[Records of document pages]
Content starts
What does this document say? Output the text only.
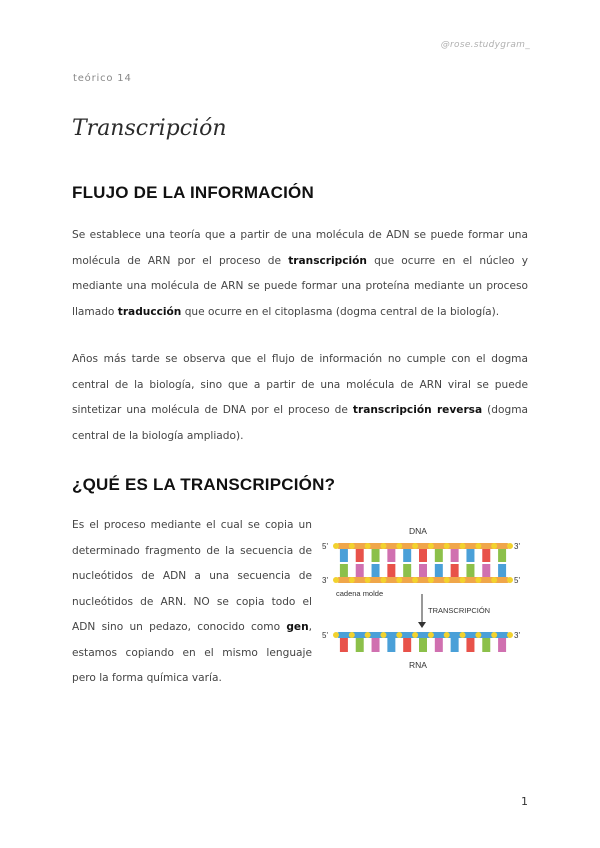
@rose.studygram_
teórico 14
Transcripción
FLUJO DE LA INFORMACIÓN

Se establece una teoría que a partir de una molécula de ADN se puede formar una molécula de ARN por el proceso de transcripción que ocurre en el núcleo y mediante una molécula de ARN se puede formar una proteína mediante un proceso llamado traducción que ocurre en el citoplasma (dogma central de la biología).

Años más tarde se observa que el flujo de información no cumple con el dogma central de la biología, sino que a partir de una molécula de ARN viral se puede sintetizar una molécula de DNA por el proceso de transcripción reversa (dogma central de la biología ampliado).

¿QUÉ ES LA TRANSCRIPCIÓN?

Es el proceso mediante el cual se copia un determinado fragmento de la secuencia de nucleótidos de ADN a una secuencia de nucleótidos de ARN. NO se copia todo el ADN sino un pedazo, conocido como gen, estamos copiando en el mismo lenguaje pero la forma química varía.

DNA
5'	3'
3'	5'
cadena molde
TRANSCRIPCIÓN
5'	3'
RNA
1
Content ends
The copy you return must match the records above exactly, minus any images.

What does this document say? Output the text only.
@rose.studygram_
teórico 14
Transcripción
FLUJO DE LA INFORMACIÓN

Se establece una teoría que a partir de una molécula de ADN se puede formar una molécula de ARN por el proceso de transcripción que ocurre en el núcleo y mediante una molécula de ARN se puede formar una proteína mediante un proceso llamado traducción que ocurre en el citoplasma (dogma central de la biología).

Años más tarde se observa que el flujo de información no cumple con el dogma central de la biología, sino que a partir de una molécula de ARN viral se puede sintetizar una molécula de DNA por el proceso de transcripción reversa (dogma central de la biología ampliado).

¿QUÉ ES LA TRANSCRIPCIÓN?

Es el proceso mediante el cual se copia un determinado fragmento de la secuencia de nucleótidos de ADN a una secuencia de nucleótidos de ARN. NO se copia todo el ADN sino un pedazo, conocido como gen, estamos copiando en el mismo lenguaje pero la forma química varía.

DNA
5'	3'
3'	5'
cadena molde
TRANSCRIPCIÓN
5'	3'
RNA
1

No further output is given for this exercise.